(TO BE DONE) Print out the material that follows word for word.

(Lines of data)

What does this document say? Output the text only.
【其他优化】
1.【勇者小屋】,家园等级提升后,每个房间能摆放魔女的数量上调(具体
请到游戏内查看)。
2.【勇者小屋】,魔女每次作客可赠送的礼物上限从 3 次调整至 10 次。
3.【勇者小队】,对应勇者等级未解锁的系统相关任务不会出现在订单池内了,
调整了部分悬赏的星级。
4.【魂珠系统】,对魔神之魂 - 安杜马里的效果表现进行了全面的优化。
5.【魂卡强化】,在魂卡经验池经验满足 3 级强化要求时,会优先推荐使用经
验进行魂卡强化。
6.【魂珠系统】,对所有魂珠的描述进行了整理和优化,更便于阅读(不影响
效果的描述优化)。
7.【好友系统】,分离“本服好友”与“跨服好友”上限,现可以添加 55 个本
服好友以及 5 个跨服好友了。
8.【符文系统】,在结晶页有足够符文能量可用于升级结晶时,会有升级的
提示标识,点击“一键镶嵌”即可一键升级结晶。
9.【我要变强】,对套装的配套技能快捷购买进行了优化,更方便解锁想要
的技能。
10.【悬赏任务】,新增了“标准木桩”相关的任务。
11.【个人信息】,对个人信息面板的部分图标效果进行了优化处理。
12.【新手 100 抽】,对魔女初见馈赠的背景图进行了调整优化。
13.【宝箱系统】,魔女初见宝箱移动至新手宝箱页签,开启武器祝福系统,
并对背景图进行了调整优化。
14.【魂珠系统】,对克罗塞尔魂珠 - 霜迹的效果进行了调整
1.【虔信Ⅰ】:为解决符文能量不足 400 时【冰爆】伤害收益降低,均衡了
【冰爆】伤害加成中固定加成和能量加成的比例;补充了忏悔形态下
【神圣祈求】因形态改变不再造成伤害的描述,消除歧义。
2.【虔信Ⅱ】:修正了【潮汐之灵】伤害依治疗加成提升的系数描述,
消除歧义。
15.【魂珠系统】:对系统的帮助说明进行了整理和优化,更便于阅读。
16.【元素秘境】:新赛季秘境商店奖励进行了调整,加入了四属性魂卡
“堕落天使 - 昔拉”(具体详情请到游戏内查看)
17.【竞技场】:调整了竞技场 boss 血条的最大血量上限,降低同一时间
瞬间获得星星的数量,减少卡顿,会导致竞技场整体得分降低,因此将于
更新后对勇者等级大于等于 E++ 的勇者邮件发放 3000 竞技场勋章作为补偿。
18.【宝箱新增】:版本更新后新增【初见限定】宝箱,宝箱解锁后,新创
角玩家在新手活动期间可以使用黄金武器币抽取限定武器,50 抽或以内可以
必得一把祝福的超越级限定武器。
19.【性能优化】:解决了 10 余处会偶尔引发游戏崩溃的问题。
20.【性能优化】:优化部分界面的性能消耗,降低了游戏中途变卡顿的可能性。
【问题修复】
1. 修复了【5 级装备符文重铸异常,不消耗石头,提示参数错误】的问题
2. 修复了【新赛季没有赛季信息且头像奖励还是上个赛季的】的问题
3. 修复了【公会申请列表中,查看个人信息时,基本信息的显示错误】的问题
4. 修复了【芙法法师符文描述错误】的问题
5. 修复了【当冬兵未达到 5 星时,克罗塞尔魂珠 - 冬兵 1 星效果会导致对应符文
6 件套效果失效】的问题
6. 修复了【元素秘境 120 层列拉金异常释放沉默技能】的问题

(RESULT OF THIS EXERCISE)
What does this document say? Output the text only.
【其他优化】
1.【勇者小屋】,家园等级提升后,每个房间能摆放魔女的数量上调(具体
请到游戏内查看)。
2.【勇者小屋】,魔女每次作客可赠送的礼物上限从 3 次调整至 10 次。
3.【勇者小队】,对应勇者等级未解锁的系统相关任务不会出现在订单池内了,
调整了部分悬赏的星级。
4.【魂珠系统】,对魔神之魂 - 安杜马里的效果表现进行了全面的优化。
5.【魂卡强化】,在魂卡经验池经验满足 3 级强化要求时,会优先推荐使用经
验进行魂卡强化。
6.【魂珠系统】,对所有魂珠的描述进行了整理和优化,更便于阅读(不影响
效果的描述优化)。
7.【好友系统】,分离“本服好友”与“跨服好友”上限,现可以添加 55 个本
服好友以及 5 个跨服好友了。
8.【符文系统】,在结晶页有足够符文能量可用于升级结晶时,会有升级的
提示标识,点击“一键镶嵌”即可一键升级结晶。
9.【我要变强】,对套装的配套技能快捷购买进行了优化,更方便解锁想要
的技能。
10.【悬赏任务】,新增了“标准木桩”相关的任务。
11.【个人信息】,对个人信息面板的部分图标效果进行了优化处理。
12.【新手 100 抽】,对魔女初见馈赠的背景图进行了调整优化。
13.【宝箱系统】,魔女初见宝箱移动至新手宝箱页签,开启武器祝福系统,
并对背景图进行了调整优化。
14.【魂珠系统】,对克罗塞尔魂珠 - 霜迹的效果进行了调整
1.【虔信Ⅰ】:为解决符文能量不足 400 时【冰爆】伤害收益降低,均衡了
【冰爆】伤害加成中固定加成和能量加成的比例;补充了忏悔形态下
【神圣祈求】因形态改变不再造成伤害的描述,消除歧义。
2.【虔信Ⅱ】:修正了【潮汐之灵】伤害依治疗加成提升的系数描述,
消除歧义。
15.【魂珠系统】:对系统的帮助说明进行了整理和优化,更便于阅读。
16.【元素秘境】:新赛季秘境商店奖励进行了调整,加入了四属性魂卡
“堕落天使 - 昔拉”(具体详情请到游戏内查看)
17.【竞技场】:调整了竞技场 boss 血条的最大血量上限,降低同一时间
瞬间获得星星的数量,减少卡顿,会导致竞技场整体得分降低,因此将于
更新后对勇者等级大于等于 E++ 的勇者邮件发放 3000 竞技场勋章作为补偿。
18.【宝箱新增】:版本更新后新增【初见限定】宝箱,宝箱解锁后,新创
角玩家在新手活动期间可以使用黄金武器币抽取限定武器,50 抽或以内可以
必得一把祝福的超越级限定武器。
19.【性能优化】:解决了 10 余处会偶尔引发游戏崩溃的问题。
20.【性能优化】:优化部分界面的性能消耗,降低了游戏中途变卡顿的可能性。
【问题修复】
1. 修复了【5 级装备符文重铸异常,不消耗石头,提示参数错误】的问题
2. 修复了【新赛季没有赛季信息且头像奖励还是上个赛季的】的问题
3. 修复了【公会申请列表中,查看个人信息时,基本信息的显示错误】的问题
4. 修复了【芙法法师符文描述错误】的问题
5. 修复了【当冬兵未达到 5 星时,克罗塞尔魂珠 - 冬兵 1 星效果会导致对应符文
6 件套效果失效】的问题
6. 修复了【元素秘境 120 层列拉金异常释放沉默技能】的问题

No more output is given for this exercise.